### [WRITTEN INSTRUCTION]
Across the listing below, how many lines hold "Tertile"? Reply with the number by itself.

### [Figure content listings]
*-*-*

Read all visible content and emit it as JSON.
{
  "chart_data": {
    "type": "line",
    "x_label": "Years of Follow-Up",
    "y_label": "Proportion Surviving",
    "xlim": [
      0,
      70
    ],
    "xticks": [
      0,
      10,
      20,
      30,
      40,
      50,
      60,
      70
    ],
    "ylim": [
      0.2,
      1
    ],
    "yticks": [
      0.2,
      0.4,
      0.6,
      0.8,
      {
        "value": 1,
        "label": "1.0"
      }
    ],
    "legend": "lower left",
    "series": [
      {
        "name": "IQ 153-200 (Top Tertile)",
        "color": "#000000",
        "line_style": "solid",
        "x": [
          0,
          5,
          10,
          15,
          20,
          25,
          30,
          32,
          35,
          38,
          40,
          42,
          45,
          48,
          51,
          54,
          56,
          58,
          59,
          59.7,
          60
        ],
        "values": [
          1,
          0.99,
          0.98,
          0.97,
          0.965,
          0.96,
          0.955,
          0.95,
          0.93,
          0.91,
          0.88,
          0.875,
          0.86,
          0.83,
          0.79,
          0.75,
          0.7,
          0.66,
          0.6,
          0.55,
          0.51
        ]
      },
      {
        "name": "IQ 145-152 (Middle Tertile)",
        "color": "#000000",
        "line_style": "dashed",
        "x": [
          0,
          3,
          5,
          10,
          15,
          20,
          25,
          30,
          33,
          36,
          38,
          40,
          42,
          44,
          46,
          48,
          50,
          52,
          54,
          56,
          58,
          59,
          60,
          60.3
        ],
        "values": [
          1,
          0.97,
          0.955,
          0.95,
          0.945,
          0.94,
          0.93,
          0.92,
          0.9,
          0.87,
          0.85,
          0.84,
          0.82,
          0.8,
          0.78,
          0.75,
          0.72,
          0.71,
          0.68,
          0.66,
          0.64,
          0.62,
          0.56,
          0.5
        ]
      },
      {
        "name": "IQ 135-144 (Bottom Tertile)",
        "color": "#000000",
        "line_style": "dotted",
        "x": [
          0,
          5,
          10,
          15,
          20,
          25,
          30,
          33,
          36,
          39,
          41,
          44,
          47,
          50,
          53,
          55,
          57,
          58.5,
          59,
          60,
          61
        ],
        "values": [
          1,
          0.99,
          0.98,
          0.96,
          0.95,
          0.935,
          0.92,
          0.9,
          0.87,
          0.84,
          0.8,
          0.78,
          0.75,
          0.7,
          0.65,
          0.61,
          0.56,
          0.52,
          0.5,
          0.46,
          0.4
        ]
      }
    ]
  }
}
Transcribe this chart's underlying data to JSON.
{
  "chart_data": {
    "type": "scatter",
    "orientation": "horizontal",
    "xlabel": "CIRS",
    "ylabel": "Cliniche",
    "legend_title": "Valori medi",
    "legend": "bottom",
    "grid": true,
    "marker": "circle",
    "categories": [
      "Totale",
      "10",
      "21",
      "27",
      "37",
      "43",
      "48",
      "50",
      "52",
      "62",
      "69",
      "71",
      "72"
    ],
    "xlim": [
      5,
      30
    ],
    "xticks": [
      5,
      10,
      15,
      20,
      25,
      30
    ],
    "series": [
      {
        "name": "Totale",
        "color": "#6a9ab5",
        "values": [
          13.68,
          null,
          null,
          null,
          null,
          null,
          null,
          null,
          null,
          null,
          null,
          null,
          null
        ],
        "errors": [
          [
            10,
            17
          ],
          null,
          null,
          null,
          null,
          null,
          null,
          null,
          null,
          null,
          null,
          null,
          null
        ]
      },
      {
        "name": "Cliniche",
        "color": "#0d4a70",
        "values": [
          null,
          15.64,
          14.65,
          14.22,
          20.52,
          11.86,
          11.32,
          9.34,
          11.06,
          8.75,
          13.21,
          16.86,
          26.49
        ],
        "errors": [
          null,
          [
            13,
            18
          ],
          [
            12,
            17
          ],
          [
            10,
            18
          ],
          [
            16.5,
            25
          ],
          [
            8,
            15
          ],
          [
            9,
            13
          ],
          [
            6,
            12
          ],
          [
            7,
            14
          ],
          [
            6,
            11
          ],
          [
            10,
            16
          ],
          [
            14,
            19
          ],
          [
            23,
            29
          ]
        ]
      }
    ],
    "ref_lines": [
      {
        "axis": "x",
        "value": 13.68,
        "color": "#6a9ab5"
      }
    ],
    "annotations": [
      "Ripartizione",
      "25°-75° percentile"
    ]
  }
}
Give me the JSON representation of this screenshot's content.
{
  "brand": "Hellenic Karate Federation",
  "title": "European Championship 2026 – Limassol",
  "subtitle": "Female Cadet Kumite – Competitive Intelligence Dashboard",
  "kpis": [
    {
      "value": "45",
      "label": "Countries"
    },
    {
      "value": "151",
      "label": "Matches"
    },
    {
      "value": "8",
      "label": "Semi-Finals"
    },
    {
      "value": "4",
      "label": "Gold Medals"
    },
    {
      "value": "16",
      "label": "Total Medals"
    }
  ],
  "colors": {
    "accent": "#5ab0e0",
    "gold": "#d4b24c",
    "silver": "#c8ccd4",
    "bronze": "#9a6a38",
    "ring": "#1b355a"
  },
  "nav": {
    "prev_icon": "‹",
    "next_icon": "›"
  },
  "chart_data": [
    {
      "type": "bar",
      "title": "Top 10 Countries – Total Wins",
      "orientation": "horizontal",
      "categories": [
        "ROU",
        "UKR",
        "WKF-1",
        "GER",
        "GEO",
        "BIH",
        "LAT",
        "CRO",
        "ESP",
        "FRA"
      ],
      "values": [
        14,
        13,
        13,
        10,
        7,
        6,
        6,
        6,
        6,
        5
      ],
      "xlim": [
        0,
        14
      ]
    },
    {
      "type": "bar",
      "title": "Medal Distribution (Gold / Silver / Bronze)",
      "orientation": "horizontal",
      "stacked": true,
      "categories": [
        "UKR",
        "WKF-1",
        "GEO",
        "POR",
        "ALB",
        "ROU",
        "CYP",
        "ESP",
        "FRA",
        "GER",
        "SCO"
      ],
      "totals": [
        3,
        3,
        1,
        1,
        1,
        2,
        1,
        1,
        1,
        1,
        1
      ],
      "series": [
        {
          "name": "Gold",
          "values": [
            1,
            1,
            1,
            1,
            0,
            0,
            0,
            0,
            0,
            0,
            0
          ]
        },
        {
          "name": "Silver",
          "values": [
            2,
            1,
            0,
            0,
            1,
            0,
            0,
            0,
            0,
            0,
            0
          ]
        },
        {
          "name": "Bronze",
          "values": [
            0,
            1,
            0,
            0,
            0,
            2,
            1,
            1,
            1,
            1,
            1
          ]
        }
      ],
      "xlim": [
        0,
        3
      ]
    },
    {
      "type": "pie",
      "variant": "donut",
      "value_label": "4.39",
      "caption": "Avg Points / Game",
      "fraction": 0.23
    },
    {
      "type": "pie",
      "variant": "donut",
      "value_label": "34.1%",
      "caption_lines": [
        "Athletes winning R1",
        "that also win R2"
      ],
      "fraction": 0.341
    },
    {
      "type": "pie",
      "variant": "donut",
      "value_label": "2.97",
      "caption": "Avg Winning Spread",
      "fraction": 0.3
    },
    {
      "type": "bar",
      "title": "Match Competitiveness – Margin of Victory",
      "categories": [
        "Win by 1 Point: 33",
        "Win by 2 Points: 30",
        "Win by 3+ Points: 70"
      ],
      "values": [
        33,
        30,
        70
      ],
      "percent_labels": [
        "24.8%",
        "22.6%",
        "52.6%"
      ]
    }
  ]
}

*-*-*

### [FULL ANSWER]
3